───── RECORDS FOR PROCESSING ─────
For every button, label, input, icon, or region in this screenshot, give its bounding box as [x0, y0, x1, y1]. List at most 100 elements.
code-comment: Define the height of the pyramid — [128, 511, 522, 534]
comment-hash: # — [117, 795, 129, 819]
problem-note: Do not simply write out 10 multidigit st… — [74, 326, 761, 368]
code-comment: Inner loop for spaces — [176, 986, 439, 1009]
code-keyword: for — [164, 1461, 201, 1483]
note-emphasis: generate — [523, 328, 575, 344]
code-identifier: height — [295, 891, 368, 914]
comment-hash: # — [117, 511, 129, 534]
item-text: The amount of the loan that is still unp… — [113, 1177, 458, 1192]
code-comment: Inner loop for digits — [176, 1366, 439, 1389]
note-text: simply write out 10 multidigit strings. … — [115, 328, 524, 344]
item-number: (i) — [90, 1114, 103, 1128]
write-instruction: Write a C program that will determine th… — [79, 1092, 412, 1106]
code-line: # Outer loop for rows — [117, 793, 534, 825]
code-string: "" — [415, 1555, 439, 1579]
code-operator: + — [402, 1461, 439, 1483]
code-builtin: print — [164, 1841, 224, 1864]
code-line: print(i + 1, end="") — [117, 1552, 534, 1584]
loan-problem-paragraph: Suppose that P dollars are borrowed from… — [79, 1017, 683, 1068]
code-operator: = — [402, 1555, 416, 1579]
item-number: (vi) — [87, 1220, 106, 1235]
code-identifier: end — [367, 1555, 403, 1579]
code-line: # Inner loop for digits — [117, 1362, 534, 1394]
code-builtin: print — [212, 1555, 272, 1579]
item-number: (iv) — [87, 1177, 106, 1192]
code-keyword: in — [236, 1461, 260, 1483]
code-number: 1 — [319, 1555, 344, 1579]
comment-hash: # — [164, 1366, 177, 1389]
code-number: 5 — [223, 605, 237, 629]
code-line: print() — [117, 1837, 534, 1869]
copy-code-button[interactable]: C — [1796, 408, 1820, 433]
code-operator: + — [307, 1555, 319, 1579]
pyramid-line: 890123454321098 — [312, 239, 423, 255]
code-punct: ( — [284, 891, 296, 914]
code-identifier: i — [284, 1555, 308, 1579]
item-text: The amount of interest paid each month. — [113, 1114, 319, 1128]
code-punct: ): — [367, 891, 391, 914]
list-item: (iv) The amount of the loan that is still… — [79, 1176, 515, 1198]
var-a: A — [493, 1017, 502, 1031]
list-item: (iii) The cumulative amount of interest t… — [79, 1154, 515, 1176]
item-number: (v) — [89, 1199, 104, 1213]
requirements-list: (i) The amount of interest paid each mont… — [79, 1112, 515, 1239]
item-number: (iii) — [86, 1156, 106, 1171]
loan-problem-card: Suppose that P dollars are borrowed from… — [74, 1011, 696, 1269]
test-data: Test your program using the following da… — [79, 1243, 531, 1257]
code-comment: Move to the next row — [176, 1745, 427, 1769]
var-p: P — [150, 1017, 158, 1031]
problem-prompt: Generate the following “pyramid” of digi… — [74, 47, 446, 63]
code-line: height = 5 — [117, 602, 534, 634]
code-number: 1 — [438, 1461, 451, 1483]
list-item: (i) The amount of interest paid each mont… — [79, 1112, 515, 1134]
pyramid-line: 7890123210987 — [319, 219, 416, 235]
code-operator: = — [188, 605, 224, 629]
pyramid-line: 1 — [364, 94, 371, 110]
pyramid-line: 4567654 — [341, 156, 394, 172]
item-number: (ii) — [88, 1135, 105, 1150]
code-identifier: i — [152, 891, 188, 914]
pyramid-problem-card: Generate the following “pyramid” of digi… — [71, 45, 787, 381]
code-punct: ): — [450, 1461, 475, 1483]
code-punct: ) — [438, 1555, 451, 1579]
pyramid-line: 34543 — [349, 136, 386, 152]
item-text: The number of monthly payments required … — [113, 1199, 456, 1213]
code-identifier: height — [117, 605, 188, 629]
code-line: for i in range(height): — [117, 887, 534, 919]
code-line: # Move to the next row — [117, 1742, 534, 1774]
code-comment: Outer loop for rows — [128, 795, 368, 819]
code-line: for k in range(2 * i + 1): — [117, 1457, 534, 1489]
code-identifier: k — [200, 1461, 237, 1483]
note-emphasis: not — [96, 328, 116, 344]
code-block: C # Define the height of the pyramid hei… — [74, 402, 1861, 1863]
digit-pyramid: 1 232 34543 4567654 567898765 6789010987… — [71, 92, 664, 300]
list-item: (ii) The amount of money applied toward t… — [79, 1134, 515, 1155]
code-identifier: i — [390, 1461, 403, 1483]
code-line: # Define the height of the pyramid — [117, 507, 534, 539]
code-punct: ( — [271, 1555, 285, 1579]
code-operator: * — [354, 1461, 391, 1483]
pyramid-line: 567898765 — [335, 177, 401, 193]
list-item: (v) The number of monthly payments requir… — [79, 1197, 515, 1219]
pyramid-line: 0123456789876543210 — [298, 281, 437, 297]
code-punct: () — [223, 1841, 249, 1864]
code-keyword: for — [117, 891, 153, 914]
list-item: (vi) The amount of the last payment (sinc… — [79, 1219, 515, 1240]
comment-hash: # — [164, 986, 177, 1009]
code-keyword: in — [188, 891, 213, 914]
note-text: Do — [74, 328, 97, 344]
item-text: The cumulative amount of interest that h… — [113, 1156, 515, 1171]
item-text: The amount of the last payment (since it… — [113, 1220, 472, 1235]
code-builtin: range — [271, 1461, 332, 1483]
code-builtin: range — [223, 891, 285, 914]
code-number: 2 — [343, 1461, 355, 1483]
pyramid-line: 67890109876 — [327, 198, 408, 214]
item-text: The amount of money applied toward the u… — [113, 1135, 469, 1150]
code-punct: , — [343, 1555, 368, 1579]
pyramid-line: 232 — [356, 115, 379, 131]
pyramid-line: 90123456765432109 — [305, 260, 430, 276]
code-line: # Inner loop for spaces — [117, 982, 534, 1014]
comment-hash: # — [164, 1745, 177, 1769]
─────
Copy out the records above verbatim, from the first line through the line containing "code-comment: Inner loop for digits", including both ends.

# SOLUTION
For every button, label, input, icon, or region in this screenshot, give its bounding box as [x0, y0, x1, y1]. List at most 100 elements.
code-comment: Define the height of the pyramid — [128, 511, 522, 534]
comment-hash: # — [117, 795, 129, 819]
problem-note: Do not simply write out 10 multidigit st… — [74, 326, 761, 368]
code-comment: Inner loop for spaces — [176, 986, 439, 1009]
code-keyword: for — [164, 1461, 201, 1483]
note-emphasis: generate — [523, 328, 575, 344]
code-identifier: height — [295, 891, 368, 914]
comment-hash: # — [117, 511, 129, 534]
item-text: The amount of the loan that is still unp… — [113, 1177, 458, 1192]
code-comment: Inner loop for digits — [176, 1366, 439, 1389]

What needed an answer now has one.